**Exercise description**
Select the lines that contain "grid" and copy each of them.

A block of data
____

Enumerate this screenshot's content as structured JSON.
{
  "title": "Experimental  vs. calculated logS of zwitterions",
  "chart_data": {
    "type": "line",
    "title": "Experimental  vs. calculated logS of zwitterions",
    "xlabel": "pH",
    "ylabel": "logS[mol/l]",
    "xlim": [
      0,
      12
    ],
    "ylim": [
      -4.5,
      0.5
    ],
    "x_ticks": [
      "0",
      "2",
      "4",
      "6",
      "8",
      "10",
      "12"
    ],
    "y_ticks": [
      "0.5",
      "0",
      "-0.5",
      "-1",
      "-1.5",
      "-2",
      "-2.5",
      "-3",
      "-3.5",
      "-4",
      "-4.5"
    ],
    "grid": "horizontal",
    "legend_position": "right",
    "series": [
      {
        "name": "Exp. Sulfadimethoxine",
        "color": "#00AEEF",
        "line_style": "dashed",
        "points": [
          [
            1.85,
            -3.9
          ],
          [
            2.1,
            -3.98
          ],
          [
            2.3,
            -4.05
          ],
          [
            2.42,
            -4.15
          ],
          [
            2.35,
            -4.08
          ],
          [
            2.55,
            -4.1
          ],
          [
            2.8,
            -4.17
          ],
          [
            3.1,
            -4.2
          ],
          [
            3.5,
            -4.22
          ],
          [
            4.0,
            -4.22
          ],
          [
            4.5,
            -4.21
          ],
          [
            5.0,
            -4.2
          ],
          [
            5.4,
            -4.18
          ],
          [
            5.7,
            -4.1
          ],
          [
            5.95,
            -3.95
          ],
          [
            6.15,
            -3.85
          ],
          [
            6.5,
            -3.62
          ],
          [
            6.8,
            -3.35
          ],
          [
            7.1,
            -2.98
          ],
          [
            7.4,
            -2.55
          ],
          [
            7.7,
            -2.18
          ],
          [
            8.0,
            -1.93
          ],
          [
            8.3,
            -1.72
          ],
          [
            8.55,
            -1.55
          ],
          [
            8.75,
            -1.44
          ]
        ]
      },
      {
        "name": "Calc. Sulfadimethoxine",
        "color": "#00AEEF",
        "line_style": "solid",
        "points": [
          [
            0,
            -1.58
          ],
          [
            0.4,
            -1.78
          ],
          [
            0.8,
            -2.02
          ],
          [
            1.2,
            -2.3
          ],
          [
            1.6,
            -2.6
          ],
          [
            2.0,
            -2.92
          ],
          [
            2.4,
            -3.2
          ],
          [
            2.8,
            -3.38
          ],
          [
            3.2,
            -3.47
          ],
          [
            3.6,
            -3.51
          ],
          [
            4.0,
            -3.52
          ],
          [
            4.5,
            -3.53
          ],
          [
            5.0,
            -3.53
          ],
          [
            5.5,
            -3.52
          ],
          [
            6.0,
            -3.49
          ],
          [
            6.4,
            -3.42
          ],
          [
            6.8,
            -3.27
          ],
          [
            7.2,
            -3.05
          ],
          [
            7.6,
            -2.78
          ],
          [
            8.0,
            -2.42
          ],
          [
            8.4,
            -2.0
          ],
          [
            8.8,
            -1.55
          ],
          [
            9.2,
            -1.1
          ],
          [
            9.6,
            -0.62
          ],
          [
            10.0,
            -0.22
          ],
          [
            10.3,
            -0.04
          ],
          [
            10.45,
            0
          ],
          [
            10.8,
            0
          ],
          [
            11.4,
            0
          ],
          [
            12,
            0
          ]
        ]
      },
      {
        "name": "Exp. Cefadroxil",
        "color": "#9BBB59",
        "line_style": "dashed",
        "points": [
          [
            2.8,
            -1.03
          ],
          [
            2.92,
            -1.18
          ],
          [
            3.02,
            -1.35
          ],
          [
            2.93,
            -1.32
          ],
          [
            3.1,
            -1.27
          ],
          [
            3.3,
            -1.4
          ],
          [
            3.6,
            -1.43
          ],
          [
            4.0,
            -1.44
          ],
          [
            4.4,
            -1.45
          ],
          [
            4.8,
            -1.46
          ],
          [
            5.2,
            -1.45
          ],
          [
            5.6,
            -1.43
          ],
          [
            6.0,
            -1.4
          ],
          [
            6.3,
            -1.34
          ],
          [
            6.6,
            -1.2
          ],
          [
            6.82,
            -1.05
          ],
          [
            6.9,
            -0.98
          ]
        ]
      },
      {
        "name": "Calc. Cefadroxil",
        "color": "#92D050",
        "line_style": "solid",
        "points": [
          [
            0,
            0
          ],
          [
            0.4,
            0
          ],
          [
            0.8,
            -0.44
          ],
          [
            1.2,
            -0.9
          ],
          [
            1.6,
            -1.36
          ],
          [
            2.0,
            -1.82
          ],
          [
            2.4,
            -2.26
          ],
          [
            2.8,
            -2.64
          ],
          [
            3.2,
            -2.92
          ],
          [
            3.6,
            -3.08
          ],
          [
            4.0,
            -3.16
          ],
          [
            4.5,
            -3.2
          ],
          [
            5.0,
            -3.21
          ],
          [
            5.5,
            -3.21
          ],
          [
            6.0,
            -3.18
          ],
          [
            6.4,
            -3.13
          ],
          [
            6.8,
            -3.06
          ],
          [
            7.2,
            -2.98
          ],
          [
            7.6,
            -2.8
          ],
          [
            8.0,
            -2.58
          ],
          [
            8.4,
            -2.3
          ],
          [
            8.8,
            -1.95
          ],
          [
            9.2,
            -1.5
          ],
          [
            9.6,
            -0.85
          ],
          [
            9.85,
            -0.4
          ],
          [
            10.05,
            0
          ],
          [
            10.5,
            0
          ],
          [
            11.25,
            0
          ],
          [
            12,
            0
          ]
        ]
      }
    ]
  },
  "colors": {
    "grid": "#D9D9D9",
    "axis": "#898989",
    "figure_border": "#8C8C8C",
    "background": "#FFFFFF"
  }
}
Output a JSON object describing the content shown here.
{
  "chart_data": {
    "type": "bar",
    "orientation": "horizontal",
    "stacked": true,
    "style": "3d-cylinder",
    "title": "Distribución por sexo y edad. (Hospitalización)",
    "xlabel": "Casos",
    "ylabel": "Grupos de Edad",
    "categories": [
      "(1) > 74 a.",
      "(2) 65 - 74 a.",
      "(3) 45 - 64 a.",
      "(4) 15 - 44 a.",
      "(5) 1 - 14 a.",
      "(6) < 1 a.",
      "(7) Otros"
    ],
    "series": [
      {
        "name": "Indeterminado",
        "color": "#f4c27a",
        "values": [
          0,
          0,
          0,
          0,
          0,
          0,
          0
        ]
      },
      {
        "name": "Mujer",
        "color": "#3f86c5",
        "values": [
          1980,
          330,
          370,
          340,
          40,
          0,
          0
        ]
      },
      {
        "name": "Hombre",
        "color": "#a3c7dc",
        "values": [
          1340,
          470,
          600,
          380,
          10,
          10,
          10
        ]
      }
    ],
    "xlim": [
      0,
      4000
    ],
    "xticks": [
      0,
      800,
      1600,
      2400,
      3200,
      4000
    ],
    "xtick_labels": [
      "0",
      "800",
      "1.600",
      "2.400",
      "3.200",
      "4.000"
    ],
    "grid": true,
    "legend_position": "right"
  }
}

____

**Full answer**
    "grid": "horizontal",
    "grid": "#D9D9D9",
    "grid": true,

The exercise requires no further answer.